#### Instruction:
Omit all pictures, then retype exactly the lines from the one that contains "Output the text content of this document." through the end of the listing.

* Start *

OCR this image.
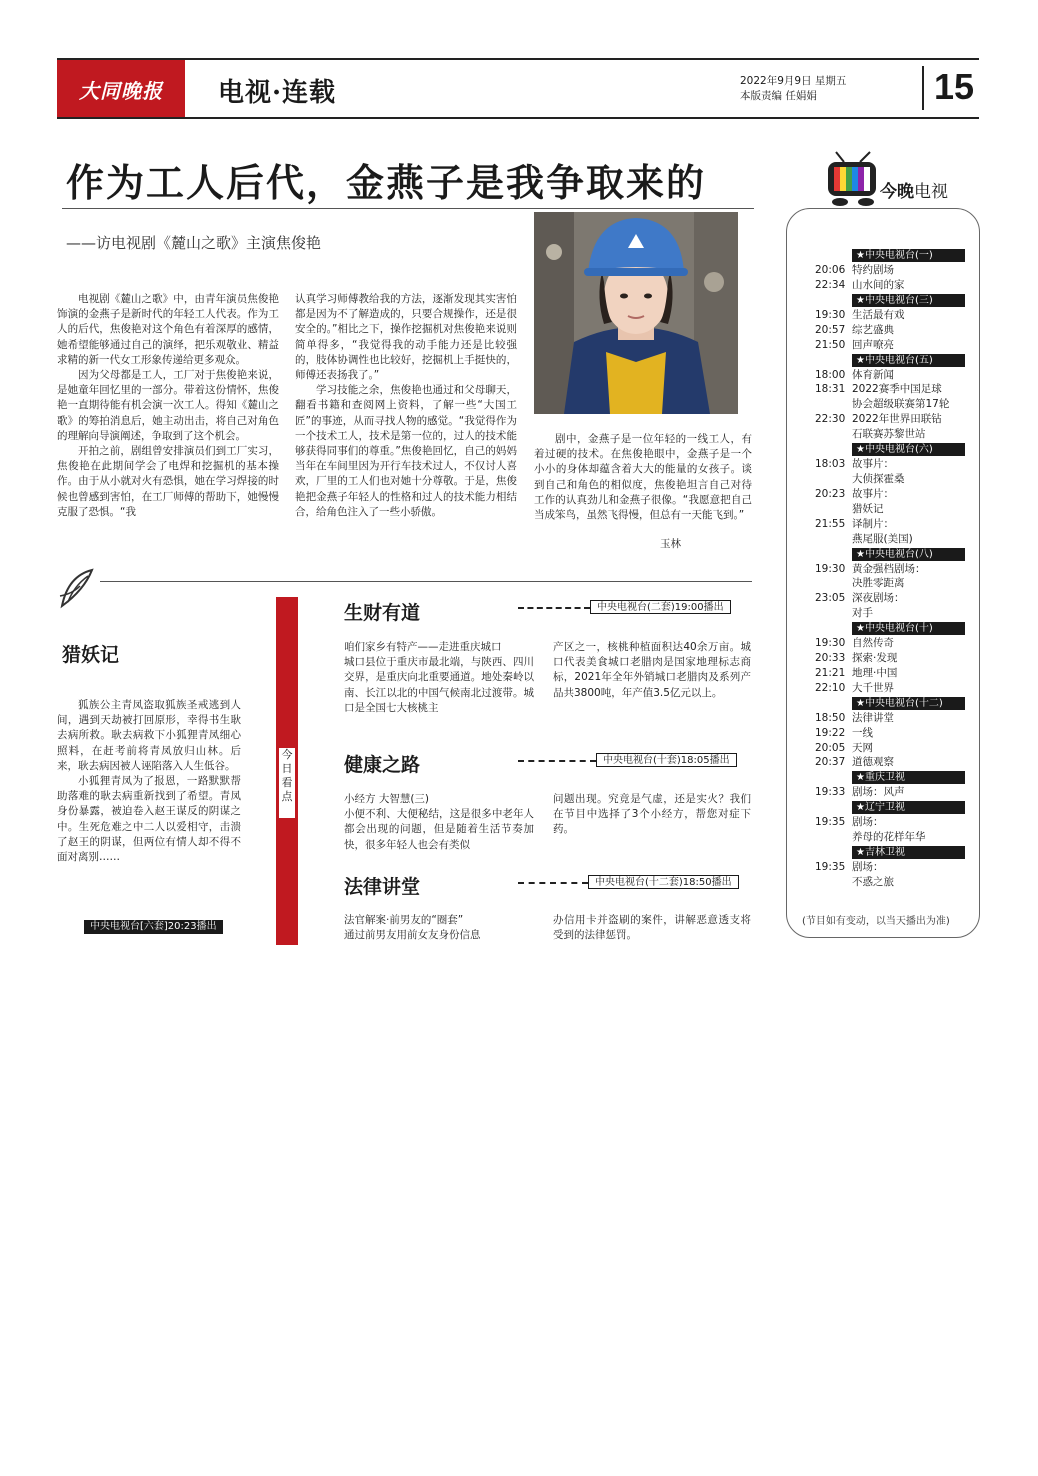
大同晚报 电视·连载	2022年9月9日 星期五
本版责编 任娟娟	15
作为工人后代，金燕子是我争取来的
——访电视剧《麓山之歌》主演焦俊艳

电视剧《麓山之歌》中，由青年演员焦俊艳饰演的金燕子是新时代的年轻工人代表。作为工人的后代，焦俊艳对这个角色有着深厚的感情，她希望能够通过自己的演绎，把乐观敬业、精益求精的新一代女工形象传递给更多观众。

因为父母都是工人，工厂对于焦俊艳来说，是她童年回忆里的一部分。带着这份情怀，焦俊艳一直期待能有机会演一次工人。得知《麓山之歌》的筹拍消息后，她主动出击，将自己对角色的理解向导演阐述，争取到了这个机会。

开拍之前，剧组曾安排演员们到工厂实习，焦俊艳在此期间学会了电焊和挖掘机的基本操作。由于从小就对火有恐惧，她在学习焊接的时候也曾感到害怕，在工厂师傅的帮助下，她慢慢克服了恐惧。“我

认真学习师傅教给我的方法，逐渐发现其实害怕都是因为不了解造成的，只要合规操作，还是很安全的。”相比之下，操作挖掘机对焦俊艳来说则简单得多，“我觉得我的动手能力还是比较强的，肢体协调性也比较好，挖掘机上手挺快的，师傅还表扬我了。”

学习技能之余，焦俊艳也通过和父母聊天，翻看书籍和查阅网上资料，了解一些“大国工匠”的事迹，从而寻找人物的感觉。“我觉得作为一个技术工人，技术是第一位的，过人的技术能够获得同事们的尊重。”焦俊艳回忆，自己的妈妈当年在车间里因为开行车技术过人，不仅讨人喜欢，厂里的工人们也对她十分尊敬。于是，焦俊艳把金燕子年轻人的性格和过人的技术能力相结合，给角色注入了一些小骄傲。

剧中，金燕子是一位年轻的一线工人，有着过硬的技术。在焦俊艳眼中，金燕子是一个小小的身体却蕴含着大大的能量的女孩子。谈到自己和角色的相似度，焦俊艳坦言自己对待工作的认真劲儿和金燕子很像。“我愿意把自己当成笨鸟，虽然飞得慢，但总有一天能飞到。”

玉林
今晚电视
★中央电视台(一)
20:06 特约剧场
22:34 山水间的家
★中央电视台(三)
19:30 生活最有戏
20:57 综艺盛典
21:50 回声嘹亮
★中央电视台(五)
18:00 体育新闻
18:31 2022赛季中国足球
协会超级联赛第17轮
22:30 2022年世界田联钻
石联赛苏黎世站
★中央电视台(六)
18:03 故事片：
大侦探霍桑
20:23 故事片：
猎妖记
21:55 译制片：
燕尾服(美国)
★中央电视台(八)
19:30 黄金强档剧场：
决胜零距离
23:05 深夜剧场：
对手
★中央电视台(十)
19:30 自然传奇
20:33 探索·发现
21:21 地理·中国
22:10 大千世界
★中央电视台(十二)
18:50 法律讲堂
19:22 一线
20:05 天网
20:37 道德观察
★重庆卫视
19:33 剧场：风声
★辽宁卫视
19:35 剧场：
养母的花样年华
★吉林卫视
19:35 剧场：
不惑之旅
(节目如有变动，以当天播出为准)
猎妖记

狐族公主青凤盗取狐族圣戒逃到人间，遇到天劫被打回原形，幸得书生耿去病所救。耿去病救下小狐狸青凤细心照料，在赶考前将青凤放归山林。后来，耿去病因被人诬陷落入人生低谷。

小狐狸青凤为了报恩，一路默默帮助落难的耿去病重新找到了希望。青凤身份暴露，被迫卷入赵王谋反的阴谋之中。生死危难之中二人以爱相守，击溃了赵王的阴谋，但两位有情人却不得不面对离别……

中央电视台[六套]20:23播出
今日看点
生财有道	中央电视台(二套)19:00播出
咱们家乡有特产——走进重庆城口
城口县位于重庆市最北端，与陕西、四川交界，是重庆向北重要通道。地处秦岭以南、长江以北的中国气候南北过渡带。城口是全国七大核桃主
产区之一，核桃种植面积达40余万亩。城口代表美食城口老腊肉是国家地理标志商标，2021年全年外销城口老腊肉及系列产品共3800吨，年产值3.5亿元以上。
健康之路	中央电视台(十套)18:05播出
小经方 大智慧(三)
小便不利、大便秘结，这是很多中老年人都会出现的问题，但是随着生活节奏加快，很多年轻人也会有类似
问题出现。究竟是气虚，还是实火？我们在节目中选择了3个小经方，帮您对症下药。
法律讲堂	中央电视台(十二套)18:50播出
法官解案·前男友的“圈套”
通过前男友用前女友身份信息
办信用卡并盗刷的案件，讲解恶意透支将受到的法律惩罚。
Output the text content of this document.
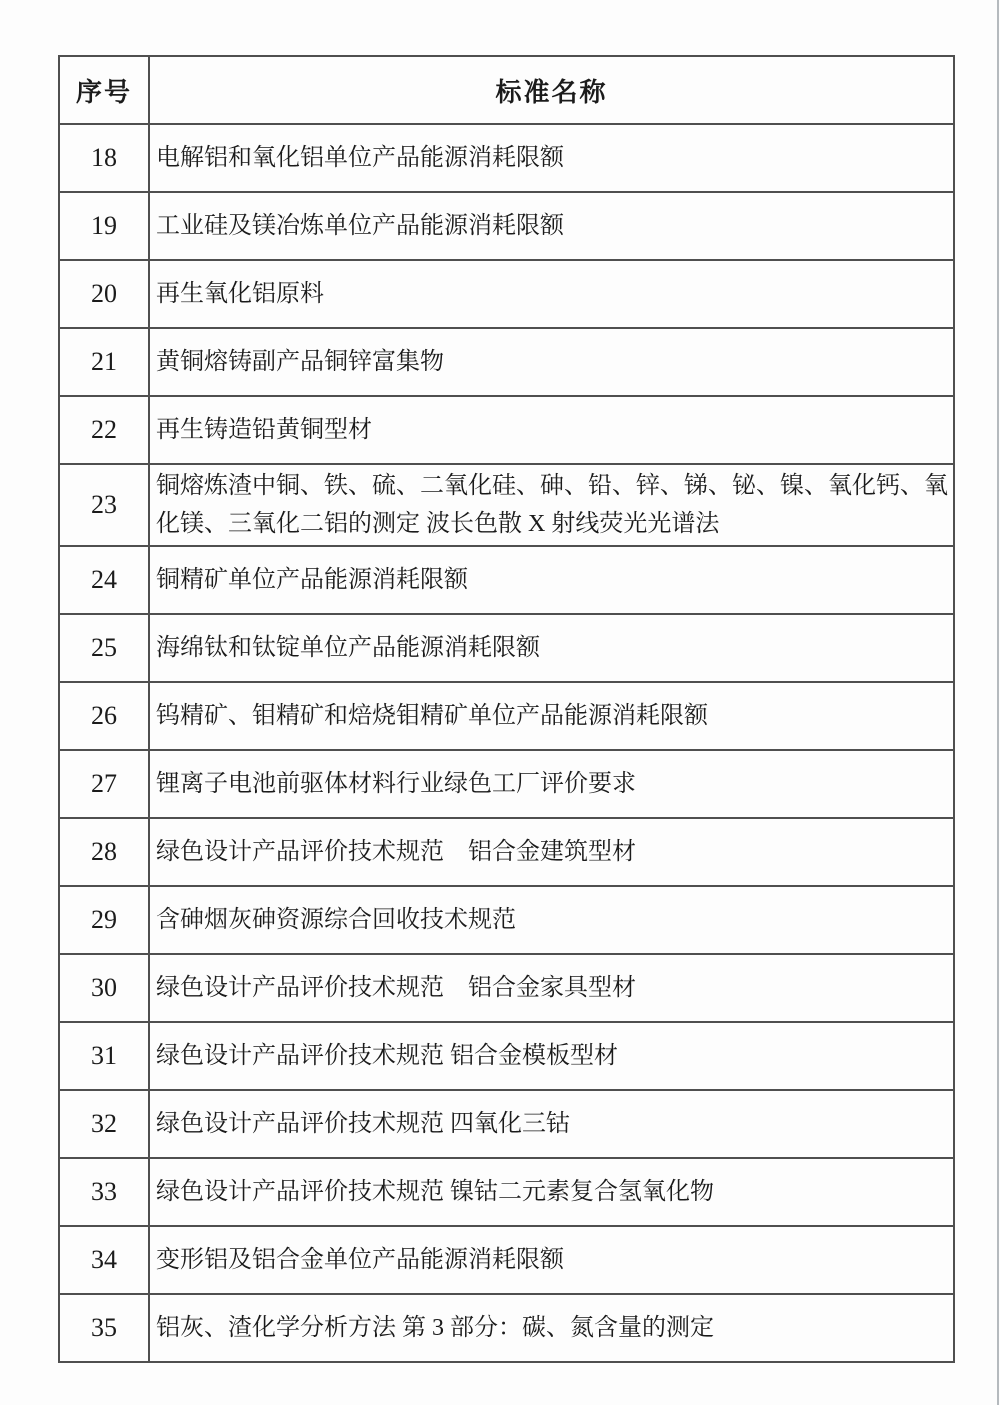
序号	标准名称
18	电解铝和氧化铝单位产品能源消耗限额
19	工业硅及镁冶炼单位产品能源消耗限额
20	再生氧化铝原料
21	黄铜熔铸副产品铜锌富集物
22	再生铸造铅黄铜型材
23	铜熔炼渣中铜、铁、硫、二氧化硅、砷、铅、锌、锑、铋、镍、氧化钙、氧化镁、三氧化二铝的测定 波长色散 X 射线荧光光谱法
24	铜精矿单位产品能源消耗限额
25	海绵钛和钛锭单位产品能源消耗限额
26	钨精矿、钼精矿和焙烧钼精矿单位产品能源消耗限额
27	锂离子电池前驱体材料行业绿色工厂评价要求
28	绿色设计产品评价技术规范　铝合金建筑型材
29	含砷烟灰砷资源综合回收技术规范
30	绿色设计产品评价技术规范　铝合金家具型材
31	绿色设计产品评价技术规范 铝合金模板型材
32	绿色设计产品评价技术规范 四氧化三钴
33	绿色设计产品评价技术规范 镍钴二元素复合氢氧化物
34	变形铝及铝合金单位产品能源消耗限额
35	铝灰、渣化学分析方法 第 3 部分：碳、氮含量的测定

* End *

#### Exercise answer:
Output the text content of this document.
序号	标准名称
18	电解铝和氧化铝单位产品能源消耗限额
19	工业硅及镁冶炼单位产品能源消耗限额
20	再生氧化铝原料
21	黄铜熔铸副产品铜锌富集物
22	再生铸造铅黄铜型材
23	铜熔炼渣中铜、铁、硫、二氧化硅、砷、铅、锌、锑、铋、镍、氧化钙、氧化镁、三氧化二铝的测定 波长色散 X 射线荧光光谱法
24	铜精矿单位产品能源消耗限额
25	海绵钛和钛锭单位产品能源消耗限额
26	钨精矿、钼精矿和焙烧钼精矿单位产品能源消耗限额
27	锂离子电池前驱体材料行业绿色工厂评价要求
28	绿色设计产品评价技术规范　铝合金建筑型材
29	含砷烟灰砷资源综合回收技术规范
30	绿色设计产品评价技术规范　铝合金家具型材
31	绿色设计产品评价技术规范 铝合金模板型材
32	绿色设计产品评价技术规范 四氧化三钴
33	绿色设计产品评价技术规范 镍钴二元素复合氢氧化物
34	变形铝及铝合金单位产品能源消耗限额
35	铝灰、渣化学分析方法 第 3 部分：碳、氮含量的测定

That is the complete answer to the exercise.